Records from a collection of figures

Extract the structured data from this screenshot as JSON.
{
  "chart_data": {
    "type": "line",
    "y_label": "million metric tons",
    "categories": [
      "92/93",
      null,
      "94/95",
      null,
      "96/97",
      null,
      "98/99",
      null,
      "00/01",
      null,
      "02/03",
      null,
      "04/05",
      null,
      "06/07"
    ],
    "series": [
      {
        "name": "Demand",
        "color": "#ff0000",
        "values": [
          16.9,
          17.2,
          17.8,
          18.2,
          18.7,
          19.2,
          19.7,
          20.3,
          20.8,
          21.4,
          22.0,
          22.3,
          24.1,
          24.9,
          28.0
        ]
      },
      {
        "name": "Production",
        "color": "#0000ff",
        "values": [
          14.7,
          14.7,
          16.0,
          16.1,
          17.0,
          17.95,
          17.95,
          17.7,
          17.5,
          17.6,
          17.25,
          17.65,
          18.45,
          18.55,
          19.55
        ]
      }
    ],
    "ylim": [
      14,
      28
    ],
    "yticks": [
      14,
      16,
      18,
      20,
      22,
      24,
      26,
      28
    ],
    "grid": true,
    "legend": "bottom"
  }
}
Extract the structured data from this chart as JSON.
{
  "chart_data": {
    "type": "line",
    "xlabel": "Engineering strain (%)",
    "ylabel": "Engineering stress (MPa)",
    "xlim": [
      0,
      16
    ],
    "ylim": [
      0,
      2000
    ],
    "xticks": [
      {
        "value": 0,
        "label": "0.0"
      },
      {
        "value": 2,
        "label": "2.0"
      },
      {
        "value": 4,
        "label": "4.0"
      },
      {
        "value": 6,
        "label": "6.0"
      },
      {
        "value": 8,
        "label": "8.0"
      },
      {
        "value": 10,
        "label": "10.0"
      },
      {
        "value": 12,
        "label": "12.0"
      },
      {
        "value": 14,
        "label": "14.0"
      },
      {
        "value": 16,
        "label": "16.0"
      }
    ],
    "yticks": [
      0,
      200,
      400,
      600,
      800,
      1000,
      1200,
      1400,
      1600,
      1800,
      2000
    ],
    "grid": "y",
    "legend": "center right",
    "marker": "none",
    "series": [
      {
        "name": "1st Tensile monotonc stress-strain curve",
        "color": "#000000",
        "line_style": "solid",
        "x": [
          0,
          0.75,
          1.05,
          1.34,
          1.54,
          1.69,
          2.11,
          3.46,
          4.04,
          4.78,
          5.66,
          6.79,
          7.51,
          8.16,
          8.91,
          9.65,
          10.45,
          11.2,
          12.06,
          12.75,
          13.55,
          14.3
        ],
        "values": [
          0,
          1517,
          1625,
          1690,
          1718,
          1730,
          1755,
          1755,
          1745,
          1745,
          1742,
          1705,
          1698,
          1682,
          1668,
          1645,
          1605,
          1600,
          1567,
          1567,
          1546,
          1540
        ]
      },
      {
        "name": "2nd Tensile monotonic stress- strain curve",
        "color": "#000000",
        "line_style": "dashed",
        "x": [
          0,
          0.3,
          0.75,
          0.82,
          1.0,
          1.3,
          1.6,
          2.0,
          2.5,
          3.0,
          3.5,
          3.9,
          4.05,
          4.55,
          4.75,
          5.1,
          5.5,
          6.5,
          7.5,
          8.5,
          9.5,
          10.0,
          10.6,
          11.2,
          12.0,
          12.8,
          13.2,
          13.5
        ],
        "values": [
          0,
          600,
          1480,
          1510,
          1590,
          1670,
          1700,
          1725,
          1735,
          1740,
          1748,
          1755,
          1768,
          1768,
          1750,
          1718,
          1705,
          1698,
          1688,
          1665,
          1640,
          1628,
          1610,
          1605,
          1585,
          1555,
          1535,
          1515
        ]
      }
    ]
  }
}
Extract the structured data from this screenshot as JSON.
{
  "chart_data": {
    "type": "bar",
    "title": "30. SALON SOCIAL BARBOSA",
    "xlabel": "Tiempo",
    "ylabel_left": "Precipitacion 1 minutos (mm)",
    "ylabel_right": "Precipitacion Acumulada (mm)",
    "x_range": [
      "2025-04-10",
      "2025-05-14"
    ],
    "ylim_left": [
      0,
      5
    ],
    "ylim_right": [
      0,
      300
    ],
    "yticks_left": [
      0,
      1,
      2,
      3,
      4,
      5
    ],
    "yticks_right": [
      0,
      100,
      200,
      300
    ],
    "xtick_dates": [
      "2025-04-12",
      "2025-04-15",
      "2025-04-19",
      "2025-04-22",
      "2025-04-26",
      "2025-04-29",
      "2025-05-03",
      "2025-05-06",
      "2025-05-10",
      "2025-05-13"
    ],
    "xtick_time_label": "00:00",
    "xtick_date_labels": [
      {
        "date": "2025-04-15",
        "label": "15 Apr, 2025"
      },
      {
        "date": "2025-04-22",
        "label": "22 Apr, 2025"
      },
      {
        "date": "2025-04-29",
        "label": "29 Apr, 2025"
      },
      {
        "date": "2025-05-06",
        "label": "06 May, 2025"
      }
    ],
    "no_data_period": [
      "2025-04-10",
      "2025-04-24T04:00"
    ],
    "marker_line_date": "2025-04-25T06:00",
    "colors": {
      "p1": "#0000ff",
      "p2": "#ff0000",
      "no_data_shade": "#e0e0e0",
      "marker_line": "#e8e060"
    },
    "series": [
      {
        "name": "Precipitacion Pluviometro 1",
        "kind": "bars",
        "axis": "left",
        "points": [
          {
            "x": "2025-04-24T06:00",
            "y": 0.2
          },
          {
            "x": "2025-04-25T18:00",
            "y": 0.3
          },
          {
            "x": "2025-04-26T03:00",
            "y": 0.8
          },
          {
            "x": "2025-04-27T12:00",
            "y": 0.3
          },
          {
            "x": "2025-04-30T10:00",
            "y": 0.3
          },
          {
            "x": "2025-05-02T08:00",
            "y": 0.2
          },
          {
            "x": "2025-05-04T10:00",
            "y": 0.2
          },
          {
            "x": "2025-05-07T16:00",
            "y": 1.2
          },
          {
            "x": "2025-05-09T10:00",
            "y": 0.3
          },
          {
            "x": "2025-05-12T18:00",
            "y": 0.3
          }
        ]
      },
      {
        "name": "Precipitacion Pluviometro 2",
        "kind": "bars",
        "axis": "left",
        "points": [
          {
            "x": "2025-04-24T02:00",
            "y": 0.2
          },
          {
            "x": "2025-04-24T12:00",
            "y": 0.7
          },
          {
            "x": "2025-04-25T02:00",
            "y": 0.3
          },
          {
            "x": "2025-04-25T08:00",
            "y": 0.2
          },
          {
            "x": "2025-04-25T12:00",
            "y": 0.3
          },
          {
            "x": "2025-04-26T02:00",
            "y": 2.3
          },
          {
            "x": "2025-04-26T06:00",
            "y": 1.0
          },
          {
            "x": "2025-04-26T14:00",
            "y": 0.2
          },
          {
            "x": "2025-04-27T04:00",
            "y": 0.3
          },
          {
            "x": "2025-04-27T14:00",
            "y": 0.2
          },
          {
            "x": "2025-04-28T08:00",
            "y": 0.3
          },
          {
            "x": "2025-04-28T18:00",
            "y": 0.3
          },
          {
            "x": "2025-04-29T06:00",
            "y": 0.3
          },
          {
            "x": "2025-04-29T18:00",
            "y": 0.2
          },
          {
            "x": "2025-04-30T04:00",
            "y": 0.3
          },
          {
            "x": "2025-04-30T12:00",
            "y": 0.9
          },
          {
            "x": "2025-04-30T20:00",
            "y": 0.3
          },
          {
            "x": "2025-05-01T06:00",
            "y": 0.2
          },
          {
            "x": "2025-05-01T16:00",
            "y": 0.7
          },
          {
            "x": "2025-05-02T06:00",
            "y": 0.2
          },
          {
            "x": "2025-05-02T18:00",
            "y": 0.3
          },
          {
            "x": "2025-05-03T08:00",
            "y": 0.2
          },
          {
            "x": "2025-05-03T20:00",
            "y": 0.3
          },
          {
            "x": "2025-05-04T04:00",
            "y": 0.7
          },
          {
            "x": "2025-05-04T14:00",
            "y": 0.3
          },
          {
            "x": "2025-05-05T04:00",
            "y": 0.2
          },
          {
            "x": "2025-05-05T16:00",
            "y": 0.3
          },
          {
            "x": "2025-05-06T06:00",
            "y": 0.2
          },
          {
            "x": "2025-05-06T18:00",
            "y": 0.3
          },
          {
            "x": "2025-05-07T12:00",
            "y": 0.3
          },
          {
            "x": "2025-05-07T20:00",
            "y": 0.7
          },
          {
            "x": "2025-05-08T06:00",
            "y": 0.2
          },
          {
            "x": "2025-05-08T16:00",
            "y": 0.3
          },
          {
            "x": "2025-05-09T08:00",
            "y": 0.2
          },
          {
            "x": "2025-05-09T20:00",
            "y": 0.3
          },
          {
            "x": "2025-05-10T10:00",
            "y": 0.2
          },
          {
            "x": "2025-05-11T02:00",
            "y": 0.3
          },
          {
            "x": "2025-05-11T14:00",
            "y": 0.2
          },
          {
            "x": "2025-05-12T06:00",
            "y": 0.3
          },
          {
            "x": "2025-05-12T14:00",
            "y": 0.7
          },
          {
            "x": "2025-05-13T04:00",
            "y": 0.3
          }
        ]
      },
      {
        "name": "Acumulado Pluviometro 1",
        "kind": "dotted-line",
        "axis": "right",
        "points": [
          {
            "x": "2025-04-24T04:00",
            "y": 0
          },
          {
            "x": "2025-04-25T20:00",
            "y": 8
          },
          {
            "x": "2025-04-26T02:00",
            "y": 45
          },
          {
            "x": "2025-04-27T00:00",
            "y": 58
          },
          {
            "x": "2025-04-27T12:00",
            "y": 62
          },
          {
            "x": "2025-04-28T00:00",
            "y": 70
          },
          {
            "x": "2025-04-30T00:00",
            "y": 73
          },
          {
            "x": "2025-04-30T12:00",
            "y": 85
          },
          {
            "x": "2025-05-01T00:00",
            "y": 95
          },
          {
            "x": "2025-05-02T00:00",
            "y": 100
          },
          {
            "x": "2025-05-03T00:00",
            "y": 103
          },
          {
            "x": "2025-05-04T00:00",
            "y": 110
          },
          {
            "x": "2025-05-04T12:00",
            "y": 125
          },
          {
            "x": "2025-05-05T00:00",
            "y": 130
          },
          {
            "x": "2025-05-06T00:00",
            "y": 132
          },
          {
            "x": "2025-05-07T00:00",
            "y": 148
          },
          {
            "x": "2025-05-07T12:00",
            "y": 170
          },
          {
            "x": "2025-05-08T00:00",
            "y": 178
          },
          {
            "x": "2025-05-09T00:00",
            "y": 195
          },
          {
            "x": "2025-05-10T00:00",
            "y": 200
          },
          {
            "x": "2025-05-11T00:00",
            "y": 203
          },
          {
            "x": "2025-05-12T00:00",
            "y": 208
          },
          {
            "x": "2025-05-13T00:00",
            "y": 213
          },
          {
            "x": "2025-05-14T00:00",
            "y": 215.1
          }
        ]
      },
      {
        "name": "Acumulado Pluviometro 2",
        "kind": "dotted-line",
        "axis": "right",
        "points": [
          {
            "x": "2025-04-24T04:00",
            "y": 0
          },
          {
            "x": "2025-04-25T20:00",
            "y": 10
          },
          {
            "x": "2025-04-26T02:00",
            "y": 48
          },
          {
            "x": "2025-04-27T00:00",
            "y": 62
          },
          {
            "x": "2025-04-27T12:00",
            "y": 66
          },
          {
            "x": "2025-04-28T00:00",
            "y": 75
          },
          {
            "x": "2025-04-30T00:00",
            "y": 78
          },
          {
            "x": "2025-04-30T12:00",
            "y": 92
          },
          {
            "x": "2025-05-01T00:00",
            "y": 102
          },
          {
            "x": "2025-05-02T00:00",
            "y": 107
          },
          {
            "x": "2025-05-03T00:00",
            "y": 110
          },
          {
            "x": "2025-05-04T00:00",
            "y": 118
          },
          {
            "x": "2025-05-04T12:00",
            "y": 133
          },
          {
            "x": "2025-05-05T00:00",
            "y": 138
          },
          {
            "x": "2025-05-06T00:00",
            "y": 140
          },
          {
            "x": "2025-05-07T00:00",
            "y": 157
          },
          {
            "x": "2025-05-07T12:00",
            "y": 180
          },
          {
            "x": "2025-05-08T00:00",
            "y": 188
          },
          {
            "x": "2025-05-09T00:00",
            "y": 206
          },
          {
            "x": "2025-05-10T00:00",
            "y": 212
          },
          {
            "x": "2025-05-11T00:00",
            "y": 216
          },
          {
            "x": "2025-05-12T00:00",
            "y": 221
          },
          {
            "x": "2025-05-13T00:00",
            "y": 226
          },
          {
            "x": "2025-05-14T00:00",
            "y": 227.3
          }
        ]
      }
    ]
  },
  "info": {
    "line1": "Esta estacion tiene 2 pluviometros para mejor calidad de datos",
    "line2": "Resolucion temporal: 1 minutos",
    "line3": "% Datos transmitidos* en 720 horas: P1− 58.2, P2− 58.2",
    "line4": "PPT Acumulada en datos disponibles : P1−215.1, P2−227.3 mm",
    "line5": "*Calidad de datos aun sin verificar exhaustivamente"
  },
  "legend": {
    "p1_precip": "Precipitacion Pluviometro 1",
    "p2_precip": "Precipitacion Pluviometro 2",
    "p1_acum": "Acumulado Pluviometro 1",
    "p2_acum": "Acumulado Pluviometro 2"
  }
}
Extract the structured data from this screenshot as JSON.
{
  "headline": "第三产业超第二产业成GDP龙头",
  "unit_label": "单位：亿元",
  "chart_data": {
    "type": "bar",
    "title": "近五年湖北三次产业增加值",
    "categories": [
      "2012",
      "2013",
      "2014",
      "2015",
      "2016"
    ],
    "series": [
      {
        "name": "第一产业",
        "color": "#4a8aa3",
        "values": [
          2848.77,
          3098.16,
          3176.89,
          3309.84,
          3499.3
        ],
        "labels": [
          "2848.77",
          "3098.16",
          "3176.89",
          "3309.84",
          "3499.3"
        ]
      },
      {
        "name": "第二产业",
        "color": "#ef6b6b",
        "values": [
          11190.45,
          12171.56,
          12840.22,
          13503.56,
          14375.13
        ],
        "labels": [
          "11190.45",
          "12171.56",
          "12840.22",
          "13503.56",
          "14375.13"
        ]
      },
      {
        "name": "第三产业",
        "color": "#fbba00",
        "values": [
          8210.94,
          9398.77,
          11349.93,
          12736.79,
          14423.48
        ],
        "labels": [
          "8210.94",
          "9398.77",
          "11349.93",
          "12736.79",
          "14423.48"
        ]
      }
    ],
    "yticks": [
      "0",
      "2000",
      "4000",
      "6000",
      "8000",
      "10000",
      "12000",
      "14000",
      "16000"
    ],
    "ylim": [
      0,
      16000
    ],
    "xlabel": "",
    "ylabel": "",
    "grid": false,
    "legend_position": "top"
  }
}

Given instruction: Identify all lines in the records above with the word "title".

Task solution:
    "title": "30. SALON SOCIAL BARBOSA",
    "title": "近五年湖北三次产业增加值",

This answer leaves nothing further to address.